(Work required): Transcribe the entries exactly; images are not part of the copy.

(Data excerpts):
##########

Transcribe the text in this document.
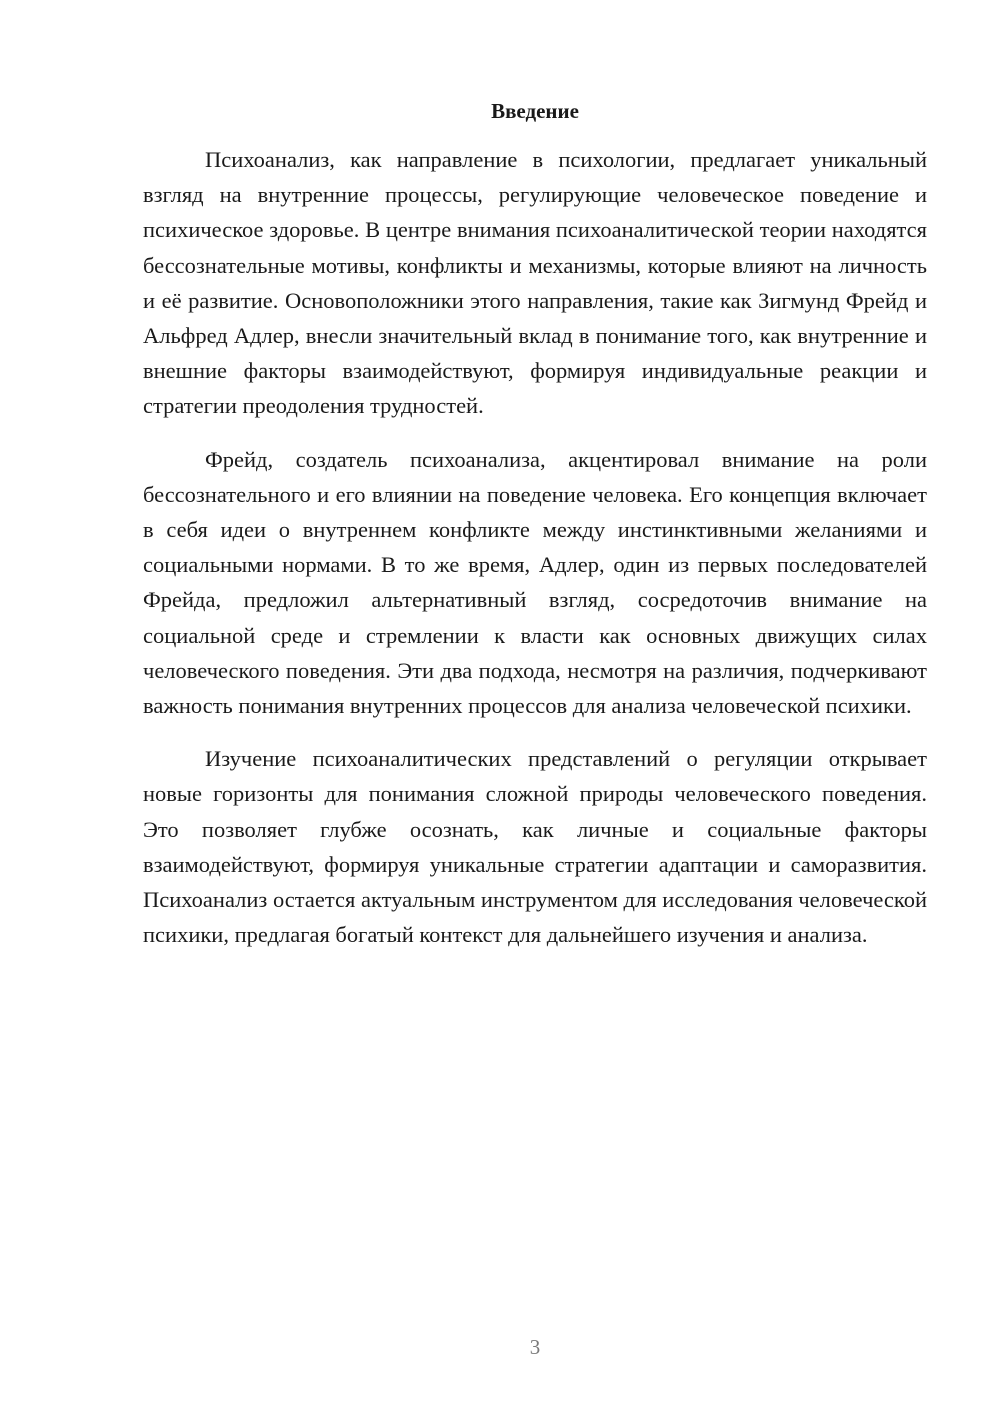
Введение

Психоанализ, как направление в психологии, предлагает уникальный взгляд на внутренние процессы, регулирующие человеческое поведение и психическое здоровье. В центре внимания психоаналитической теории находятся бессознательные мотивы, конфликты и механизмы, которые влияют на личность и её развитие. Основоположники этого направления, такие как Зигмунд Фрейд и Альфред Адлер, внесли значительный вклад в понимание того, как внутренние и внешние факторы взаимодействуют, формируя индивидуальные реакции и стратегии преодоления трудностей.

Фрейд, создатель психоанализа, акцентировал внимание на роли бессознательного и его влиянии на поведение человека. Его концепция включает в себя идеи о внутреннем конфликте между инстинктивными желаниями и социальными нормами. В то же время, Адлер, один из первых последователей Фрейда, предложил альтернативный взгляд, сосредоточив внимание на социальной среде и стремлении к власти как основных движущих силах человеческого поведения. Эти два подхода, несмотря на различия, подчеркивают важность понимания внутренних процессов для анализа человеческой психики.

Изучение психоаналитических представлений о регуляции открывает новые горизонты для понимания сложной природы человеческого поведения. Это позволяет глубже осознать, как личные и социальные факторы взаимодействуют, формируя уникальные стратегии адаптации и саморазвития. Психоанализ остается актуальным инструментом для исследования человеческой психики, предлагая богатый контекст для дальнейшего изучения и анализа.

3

##########

(Task result):
Transcribe the text in this document.
Введение

Психоанализ, как направление в психологии, предлагает уникальный взгляд на внутренние процессы, регулирующие человеческое поведение и психическое здоровье. В центре внимания психоаналитической теории находятся бессознательные мотивы, конфликты и механизмы, которые влияют на личность и её развитие. Основоположники этого направления, такие как Зигмунд Фрейд и Альфред Адлер, внесли значительный вклад в понимание того, как внутренние и внешние факторы взаимодействуют, формируя индивидуальные реакции и стратегии преодоления трудностей.

Фрейд, создатель психоанализа, акцентировал внимание на роли бессознательного и его влиянии на поведение человека. Его концепция включает в себя идеи о внутреннем конфликте между инстинктивными желаниями и социальными нормами. В то же время, Адлер, один из первых последователей Фрейда, предложил альтернативный взгляд, сосредоточив внимание на социальной среде и стремлении к власти как основных движущих силах человеческого поведения. Эти два подхода, несмотря на различия, подчеркивают важность понимания внутренних процессов для анализа человеческой психики.

Изучение психоаналитических представлений о регуляции открывает новые горизонты для понимания сложной природы человеческого поведения. Это позволяет глубже осознать, как личные и социальные факторы взаимодействуют, формируя уникальные стратегии адаптации и саморазвития. Психоанализ остается актуальным инструментом для исследования человеческой психики, предлагая богатый контекст для дальнейшего изучения и анализа.

3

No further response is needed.